**GOAL OF THE EXERCISE:** Look for the string "David" in every line, and copy each line that has it.

**EXERCISE MATERIAL:**
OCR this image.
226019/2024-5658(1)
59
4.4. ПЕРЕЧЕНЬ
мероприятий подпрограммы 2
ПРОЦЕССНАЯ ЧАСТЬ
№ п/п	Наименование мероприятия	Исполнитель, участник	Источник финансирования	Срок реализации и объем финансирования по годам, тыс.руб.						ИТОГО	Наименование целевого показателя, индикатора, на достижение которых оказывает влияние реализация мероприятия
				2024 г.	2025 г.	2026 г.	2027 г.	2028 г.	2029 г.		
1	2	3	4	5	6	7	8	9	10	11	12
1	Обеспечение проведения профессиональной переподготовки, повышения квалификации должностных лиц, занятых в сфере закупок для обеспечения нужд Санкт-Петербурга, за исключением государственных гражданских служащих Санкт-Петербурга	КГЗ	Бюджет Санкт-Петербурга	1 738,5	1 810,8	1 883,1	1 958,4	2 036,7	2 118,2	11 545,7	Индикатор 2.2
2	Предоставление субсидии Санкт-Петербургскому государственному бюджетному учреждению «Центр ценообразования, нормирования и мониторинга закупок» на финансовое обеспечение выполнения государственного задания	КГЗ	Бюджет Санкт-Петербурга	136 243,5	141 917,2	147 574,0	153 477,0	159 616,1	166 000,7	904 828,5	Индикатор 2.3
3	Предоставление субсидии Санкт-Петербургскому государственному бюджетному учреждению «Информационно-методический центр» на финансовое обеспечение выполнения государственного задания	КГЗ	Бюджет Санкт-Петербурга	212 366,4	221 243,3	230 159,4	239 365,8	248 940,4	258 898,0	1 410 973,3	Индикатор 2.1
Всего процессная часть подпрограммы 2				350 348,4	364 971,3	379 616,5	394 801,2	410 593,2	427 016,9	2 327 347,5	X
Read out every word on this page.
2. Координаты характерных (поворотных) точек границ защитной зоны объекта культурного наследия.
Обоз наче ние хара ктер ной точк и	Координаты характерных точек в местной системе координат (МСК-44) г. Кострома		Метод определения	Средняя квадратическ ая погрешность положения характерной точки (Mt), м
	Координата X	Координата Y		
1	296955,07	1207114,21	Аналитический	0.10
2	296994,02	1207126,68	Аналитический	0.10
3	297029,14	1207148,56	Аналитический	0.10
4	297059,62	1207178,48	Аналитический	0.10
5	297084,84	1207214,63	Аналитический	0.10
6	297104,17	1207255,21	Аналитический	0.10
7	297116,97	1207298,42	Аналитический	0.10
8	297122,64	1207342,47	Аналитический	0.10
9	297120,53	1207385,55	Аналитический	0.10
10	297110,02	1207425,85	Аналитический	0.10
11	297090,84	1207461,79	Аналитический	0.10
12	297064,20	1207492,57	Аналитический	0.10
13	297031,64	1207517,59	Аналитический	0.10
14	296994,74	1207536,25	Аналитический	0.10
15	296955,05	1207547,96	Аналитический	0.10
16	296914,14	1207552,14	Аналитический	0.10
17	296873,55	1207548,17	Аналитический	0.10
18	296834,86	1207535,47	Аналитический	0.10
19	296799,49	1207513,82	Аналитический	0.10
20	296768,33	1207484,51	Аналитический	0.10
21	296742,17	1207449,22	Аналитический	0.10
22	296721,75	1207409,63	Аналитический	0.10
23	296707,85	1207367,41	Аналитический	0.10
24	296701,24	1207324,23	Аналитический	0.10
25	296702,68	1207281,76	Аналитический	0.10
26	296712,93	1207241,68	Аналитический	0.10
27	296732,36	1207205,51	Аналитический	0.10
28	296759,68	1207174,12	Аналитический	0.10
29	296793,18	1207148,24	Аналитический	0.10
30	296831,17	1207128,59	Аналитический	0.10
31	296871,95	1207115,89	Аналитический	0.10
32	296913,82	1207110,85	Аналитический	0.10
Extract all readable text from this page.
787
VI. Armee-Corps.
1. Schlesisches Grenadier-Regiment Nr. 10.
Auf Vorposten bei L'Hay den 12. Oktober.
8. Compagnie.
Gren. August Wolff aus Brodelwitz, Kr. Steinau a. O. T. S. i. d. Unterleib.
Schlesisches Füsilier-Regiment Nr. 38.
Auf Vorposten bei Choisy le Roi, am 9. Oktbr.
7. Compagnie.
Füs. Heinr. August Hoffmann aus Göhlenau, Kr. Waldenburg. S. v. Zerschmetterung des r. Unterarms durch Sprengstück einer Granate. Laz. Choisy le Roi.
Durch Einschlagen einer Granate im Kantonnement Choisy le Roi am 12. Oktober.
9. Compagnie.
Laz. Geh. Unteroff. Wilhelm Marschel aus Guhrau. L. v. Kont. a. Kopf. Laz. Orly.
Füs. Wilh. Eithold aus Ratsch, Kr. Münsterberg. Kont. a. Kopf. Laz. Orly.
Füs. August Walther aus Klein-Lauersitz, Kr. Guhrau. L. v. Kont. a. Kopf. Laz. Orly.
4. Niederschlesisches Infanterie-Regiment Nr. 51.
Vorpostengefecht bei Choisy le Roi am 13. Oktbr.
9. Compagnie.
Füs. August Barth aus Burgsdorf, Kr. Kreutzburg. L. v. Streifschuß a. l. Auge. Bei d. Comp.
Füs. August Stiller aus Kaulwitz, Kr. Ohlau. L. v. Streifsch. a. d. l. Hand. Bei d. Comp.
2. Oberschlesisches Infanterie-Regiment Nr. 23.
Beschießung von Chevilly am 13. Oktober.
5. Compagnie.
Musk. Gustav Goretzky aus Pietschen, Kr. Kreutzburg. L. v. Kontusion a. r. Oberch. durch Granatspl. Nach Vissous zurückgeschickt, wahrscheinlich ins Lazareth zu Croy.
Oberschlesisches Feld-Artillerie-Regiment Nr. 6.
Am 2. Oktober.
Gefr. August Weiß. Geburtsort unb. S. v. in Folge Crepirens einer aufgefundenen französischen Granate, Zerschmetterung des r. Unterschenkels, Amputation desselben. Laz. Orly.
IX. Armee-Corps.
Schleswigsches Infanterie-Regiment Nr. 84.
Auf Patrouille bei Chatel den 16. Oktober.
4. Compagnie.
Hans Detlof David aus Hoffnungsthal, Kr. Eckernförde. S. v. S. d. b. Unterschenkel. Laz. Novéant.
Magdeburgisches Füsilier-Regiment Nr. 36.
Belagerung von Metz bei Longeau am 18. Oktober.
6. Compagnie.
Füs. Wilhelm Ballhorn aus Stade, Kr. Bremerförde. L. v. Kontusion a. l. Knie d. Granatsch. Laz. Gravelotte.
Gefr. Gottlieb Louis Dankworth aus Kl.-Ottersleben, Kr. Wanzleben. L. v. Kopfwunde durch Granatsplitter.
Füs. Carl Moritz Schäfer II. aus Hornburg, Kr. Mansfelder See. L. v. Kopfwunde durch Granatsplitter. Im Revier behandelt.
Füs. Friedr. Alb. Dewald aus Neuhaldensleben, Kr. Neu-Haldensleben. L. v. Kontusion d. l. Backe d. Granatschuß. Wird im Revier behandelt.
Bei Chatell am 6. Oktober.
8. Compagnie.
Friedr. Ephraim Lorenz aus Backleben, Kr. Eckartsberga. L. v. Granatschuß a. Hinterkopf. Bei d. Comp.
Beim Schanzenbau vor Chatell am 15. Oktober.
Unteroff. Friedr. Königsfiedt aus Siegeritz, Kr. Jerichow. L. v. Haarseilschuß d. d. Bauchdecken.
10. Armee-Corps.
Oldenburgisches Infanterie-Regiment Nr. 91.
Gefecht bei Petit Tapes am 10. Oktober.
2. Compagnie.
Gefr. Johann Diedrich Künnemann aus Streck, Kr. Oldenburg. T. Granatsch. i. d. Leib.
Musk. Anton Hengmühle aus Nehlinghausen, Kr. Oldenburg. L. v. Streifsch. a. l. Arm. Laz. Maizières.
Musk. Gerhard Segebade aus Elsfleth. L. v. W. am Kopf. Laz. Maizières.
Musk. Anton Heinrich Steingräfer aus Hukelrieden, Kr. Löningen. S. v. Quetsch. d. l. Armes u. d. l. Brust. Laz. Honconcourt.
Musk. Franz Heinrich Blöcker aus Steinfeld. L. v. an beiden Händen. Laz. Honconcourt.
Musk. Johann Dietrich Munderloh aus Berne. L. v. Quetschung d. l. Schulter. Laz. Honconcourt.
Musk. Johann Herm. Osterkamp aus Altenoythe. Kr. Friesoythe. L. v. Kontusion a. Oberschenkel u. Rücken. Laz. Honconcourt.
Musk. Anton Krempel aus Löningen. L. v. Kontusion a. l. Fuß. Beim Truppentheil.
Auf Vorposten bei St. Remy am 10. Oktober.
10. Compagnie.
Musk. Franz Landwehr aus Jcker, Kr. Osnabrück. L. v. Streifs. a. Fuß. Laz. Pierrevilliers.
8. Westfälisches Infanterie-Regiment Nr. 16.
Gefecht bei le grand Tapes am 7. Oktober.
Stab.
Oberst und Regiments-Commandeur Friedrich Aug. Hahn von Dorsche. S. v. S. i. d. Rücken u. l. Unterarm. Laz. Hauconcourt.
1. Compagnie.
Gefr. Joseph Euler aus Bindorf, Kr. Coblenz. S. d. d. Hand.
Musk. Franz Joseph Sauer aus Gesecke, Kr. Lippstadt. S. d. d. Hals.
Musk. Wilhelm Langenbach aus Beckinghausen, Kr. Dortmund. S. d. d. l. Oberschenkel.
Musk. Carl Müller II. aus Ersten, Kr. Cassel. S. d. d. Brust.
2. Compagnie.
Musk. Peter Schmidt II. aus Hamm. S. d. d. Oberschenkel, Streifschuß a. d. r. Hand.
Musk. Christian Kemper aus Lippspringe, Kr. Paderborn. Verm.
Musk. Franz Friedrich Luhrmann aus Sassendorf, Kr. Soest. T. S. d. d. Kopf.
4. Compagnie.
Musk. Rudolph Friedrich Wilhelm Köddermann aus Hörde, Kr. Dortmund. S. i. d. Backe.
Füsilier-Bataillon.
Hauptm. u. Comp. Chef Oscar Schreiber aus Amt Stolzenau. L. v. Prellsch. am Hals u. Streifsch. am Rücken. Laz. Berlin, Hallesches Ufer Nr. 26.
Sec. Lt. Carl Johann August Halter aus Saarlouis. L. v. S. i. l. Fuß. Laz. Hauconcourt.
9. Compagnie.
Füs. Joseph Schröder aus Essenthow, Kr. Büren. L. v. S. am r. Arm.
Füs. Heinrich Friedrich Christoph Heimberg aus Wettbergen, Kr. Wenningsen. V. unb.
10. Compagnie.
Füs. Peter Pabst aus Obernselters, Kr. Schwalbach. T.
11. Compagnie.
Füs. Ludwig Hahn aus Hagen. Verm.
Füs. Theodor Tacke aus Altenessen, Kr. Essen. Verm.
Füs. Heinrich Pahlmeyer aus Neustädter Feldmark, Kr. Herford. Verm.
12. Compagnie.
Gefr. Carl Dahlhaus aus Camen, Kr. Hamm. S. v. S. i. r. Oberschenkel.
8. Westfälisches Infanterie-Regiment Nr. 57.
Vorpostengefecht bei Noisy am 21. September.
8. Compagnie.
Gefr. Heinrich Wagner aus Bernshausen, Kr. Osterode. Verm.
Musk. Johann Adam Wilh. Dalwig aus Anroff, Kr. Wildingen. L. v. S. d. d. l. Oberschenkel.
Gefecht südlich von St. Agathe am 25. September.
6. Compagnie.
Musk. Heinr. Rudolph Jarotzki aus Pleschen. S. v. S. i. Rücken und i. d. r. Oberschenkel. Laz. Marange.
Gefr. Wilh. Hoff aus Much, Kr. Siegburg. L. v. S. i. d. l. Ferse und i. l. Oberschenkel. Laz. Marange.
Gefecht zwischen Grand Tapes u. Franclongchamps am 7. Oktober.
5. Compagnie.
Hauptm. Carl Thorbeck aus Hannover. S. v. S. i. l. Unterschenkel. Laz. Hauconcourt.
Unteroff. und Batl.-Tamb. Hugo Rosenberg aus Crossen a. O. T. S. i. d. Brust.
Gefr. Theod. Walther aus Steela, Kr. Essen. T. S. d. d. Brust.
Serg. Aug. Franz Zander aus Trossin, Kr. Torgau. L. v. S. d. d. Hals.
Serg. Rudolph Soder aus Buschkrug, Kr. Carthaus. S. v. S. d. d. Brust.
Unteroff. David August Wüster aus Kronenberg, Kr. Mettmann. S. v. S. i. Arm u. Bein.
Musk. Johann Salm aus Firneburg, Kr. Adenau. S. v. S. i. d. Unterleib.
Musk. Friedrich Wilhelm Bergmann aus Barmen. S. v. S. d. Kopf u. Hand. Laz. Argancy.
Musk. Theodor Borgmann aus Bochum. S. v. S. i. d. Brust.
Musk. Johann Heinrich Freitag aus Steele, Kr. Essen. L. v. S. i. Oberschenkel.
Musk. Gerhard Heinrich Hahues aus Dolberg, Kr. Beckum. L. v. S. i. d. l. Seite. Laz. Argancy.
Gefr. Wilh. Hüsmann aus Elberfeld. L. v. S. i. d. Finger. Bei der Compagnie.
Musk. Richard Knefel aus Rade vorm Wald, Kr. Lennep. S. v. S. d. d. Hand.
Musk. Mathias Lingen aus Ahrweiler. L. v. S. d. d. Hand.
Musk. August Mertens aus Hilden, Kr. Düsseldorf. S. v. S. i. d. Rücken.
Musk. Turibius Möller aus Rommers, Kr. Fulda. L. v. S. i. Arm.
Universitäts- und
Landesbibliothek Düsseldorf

**SOLUTION:**
Hans Detlof David aus Hoffnungsthal, Kr. Eckernförde. S. v. S. d. b. Unterschenkel. Laz. Novéant.
Unteroff. David August Wüster aus Kronenberg, Kr. Mettmann. S. v. S. i. Arm u. Bein.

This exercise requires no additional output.